→ Exercise description
Search the data for the word "name" and copy every line that contains it.

[Excerpts from a figure dataset]
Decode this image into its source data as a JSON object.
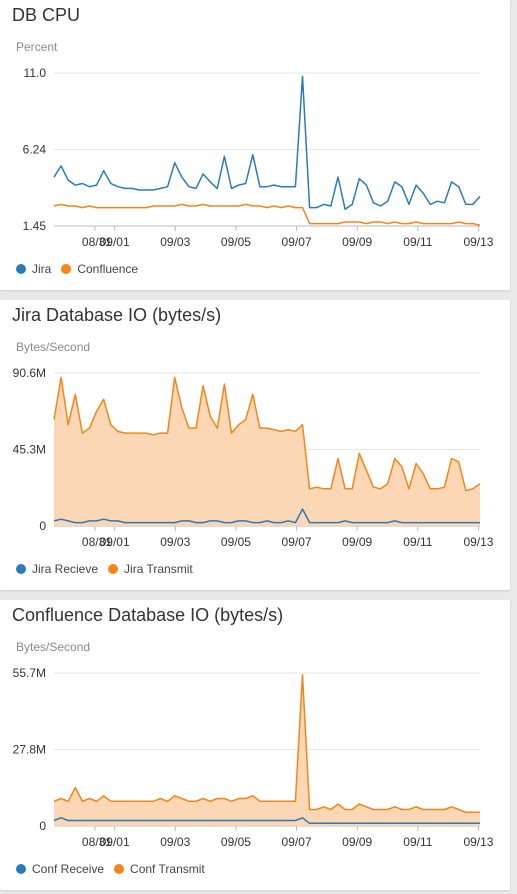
{
  "colors": {
    "blue": "#2b7bba",
    "orange": "#f58518",
    "orange_fill": "#fcd7b6",
    "blue_fill": "#c5d2dc"
  },
  "x_ticks": [
    "08/31",
    "09/01",
    "09/03",
    "09/05",
    "09/07",
    "09/09",
    "09/11",
    "09/13"
  ],
  "charts": [
    {
      "title": "DB CPU",
      "unit": "Percent",
      "y_ticks": [
        "11.0",
        "6.24",
        "1.45"
      ],
      "legend": [
        {
          "label": "Jira"
        },
        {
          "label": "Confluence"
        }
      ]
    },
    {
      "title": "Jira Database IO (bytes/s)",
      "unit": "Bytes/Second",
      "y_ticks": [
        "90.6M",
        "45.3M",
        "0"
      ],
      "legend": [
        {
          "label": "Jira Recieve"
        },
        {
          "label": "Jira Transmit"
        }
      ]
    },
    {
      "title": "Confluence Database IO (bytes/s)",
      "unit": "Bytes/Second",
      "y_ticks": [
        "55.7M",
        "27.8M",
        "0"
      ],
      "legend": [
        {
          "label": "Conf Receive"
        },
        {
          "label": "Conf Transmit"
        }
      ]
    }
  ],
  "chart_data": [
    {
      "type": "line",
      "title": "DB CPU",
      "ylabel": "Percent",
      "ylim": [
        1.45,
        11.0
      ],
      "x_start": "08/30",
      "x_end": "09/13",
      "x_ticks": [
        "08/31",
        "09/01",
        "09/03",
        "09/05",
        "09/07",
        "09/09",
        "09/11",
        "09/13"
      ],
      "series": [
        {
          "name": "Jira",
          "color": "#2b7bba",
          "values": [
            4.5,
            5.2,
            4.3,
            4.0,
            4.1,
            3.9,
            4.0,
            4.9,
            4.1,
            3.9,
            3.8,
            3.8,
            3.7,
            3.7,
            3.7,
            3.8,
            3.9,
            5.4,
            4.5,
            3.9,
            3.8,
            4.7,
            4.2,
            3.8,
            5.8,
            3.8,
            4.0,
            4.1,
            5.9,
            3.9,
            3.9,
            4.0,
            3.9,
            3.9,
            3.9,
            10.8,
            2.6,
            2.6,
            2.8,
            2.7,
            4.5,
            2.5,
            2.8,
            4.4,
            4.0,
            2.9,
            2.7,
            3.0,
            4.2,
            3.9,
            2.8,
            4.0,
            3.5,
            2.8,
            3.0,
            2.9,
            4.2,
            3.9,
            2.8,
            2.8,
            3.3
          ]
        },
        {
          "name": "Confluence",
          "color": "#f58518",
          "values": [
            2.7,
            2.8,
            2.7,
            2.7,
            2.6,
            2.7,
            2.6,
            2.6,
            2.6,
            2.6,
            2.6,
            2.6,
            2.6,
            2.6,
            2.7,
            2.7,
            2.7,
            2.7,
            2.8,
            2.7,
            2.7,
            2.8,
            2.7,
            2.7,
            2.7,
            2.7,
            2.7,
            2.8,
            2.7,
            2.7,
            2.6,
            2.7,
            2.6,
            2.7,
            2.6,
            2.6,
            1.6,
            1.6,
            1.6,
            1.6,
            1.6,
            1.7,
            1.7,
            1.7,
            1.6,
            1.7,
            1.7,
            1.6,
            1.7,
            1.6,
            1.6,
            1.7,
            1.6,
            1.6,
            1.6,
            1.6,
            1.6,
            1.7,
            1.6,
            1.6,
            1.5
          ]
        }
      ]
    },
    {
      "type": "area",
      "title": "Jira Database IO (bytes/s)",
      "ylabel": "Bytes/Second",
      "ylim": [
        0,
        90.6
      ],
      "y_unit": "M",
      "x_start": "08/30",
      "x_end": "09/13",
      "x_ticks": [
        "08/31",
        "09/01",
        "09/03",
        "09/05",
        "09/07",
        "09/09",
        "09/11",
        "09/13"
      ],
      "series": [
        {
          "name": "Jira Recieve",
          "color": "#2b7bba",
          "values": [
            3,
            4,
            3,
            2,
            2,
            3,
            3,
            4,
            3,
            3,
            2,
            2,
            2,
            2,
            2,
            2,
            2,
            2,
            3,
            3,
            2,
            2,
            3,
            3,
            2,
            2,
            3,
            3,
            2,
            2,
            3,
            2,
            2,
            3,
            2,
            10,
            2,
            2,
            2,
            2,
            2,
            3,
            2,
            2,
            2,
            2,
            2,
            2,
            3,
            2,
            2,
            2,
            2,
            2,
            2,
            2,
            2,
            2,
            2,
            2,
            2
          ]
        },
        {
          "name": "Jira Transmit",
          "color": "#f58518",
          "values": [
            63,
            88,
            60,
            78,
            55,
            58,
            68,
            75,
            60,
            56,
            55,
            55,
            55,
            55,
            54,
            55,
            55,
            88,
            70,
            58,
            58,
            83,
            65,
            58,
            84,
            55,
            60,
            63,
            78,
            58,
            58,
            57,
            56,
            57,
            56,
            60,
            22,
            23,
            22,
            22,
            40,
            22,
            22,
            43,
            33,
            23,
            22,
            25,
            40,
            35,
            22,
            37,
            31,
            22,
            22,
            23,
            40,
            38,
            21,
            22,
            25
          ]
        }
      ]
    },
    {
      "type": "area",
      "title": "Confluence Database IO (bytes/s)",
      "ylabel": "Bytes/Second",
      "ylim": [
        0,
        55.7
      ],
      "y_unit": "M",
      "x_start": "08/30",
      "x_end": "09/13",
      "x_ticks": [
        "08/31",
        "09/01",
        "09/03",
        "09/05",
        "09/07",
        "09/09",
        "09/11",
        "09/13"
      ],
      "series": [
        {
          "name": "Conf Receive",
          "color": "#2b7bba",
          "values": [
            2,
            3,
            2,
            2,
            2,
            2,
            2,
            2,
            2,
            2,
            2,
            2,
            2,
            2,
            2,
            2,
            2,
            2,
            2,
            2,
            2,
            2,
            2,
            2,
            2,
            2,
            2,
            2,
            2,
            2,
            2,
            2,
            2,
            2,
            2,
            3,
            1,
            1,
            1,
            1,
            1,
            1,
            1,
            1,
            1,
            1,
            1,
            1,
            1,
            1,
            1,
            1,
            1,
            1,
            1,
            1,
            1,
            1,
            1,
            1,
            1
          ]
        },
        {
          "name": "Conf Transmit",
          "color": "#f58518",
          "values": [
            9,
            10,
            9,
            14,
            9,
            10,
            9,
            11,
            9,
            9,
            9,
            9,
            9,
            9,
            9,
            10,
            9,
            11,
            10,
            9,
            9,
            10,
            9,
            10,
            10,
            9,
            10,
            10,
            11,
            9,
            9,
            9,
            9,
            9,
            9,
            55,
            6,
            6,
            7,
            6,
            8,
            6,
            6,
            8,
            7,
            6,
            6,
            6,
            7,
            6,
            6,
            7,
            6,
            6,
            6,
            6,
            7,
            6,
            5,
            5,
            5
          ]
        }
      ]
    }
  ]
}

→ Output below
          "name": "Jira",
          "name": "Confluence",
          "name": "Jira Recieve",
          "name": "Jira Transmit",
          "name": "Conf Receive",
          "name": "Conf Transmit",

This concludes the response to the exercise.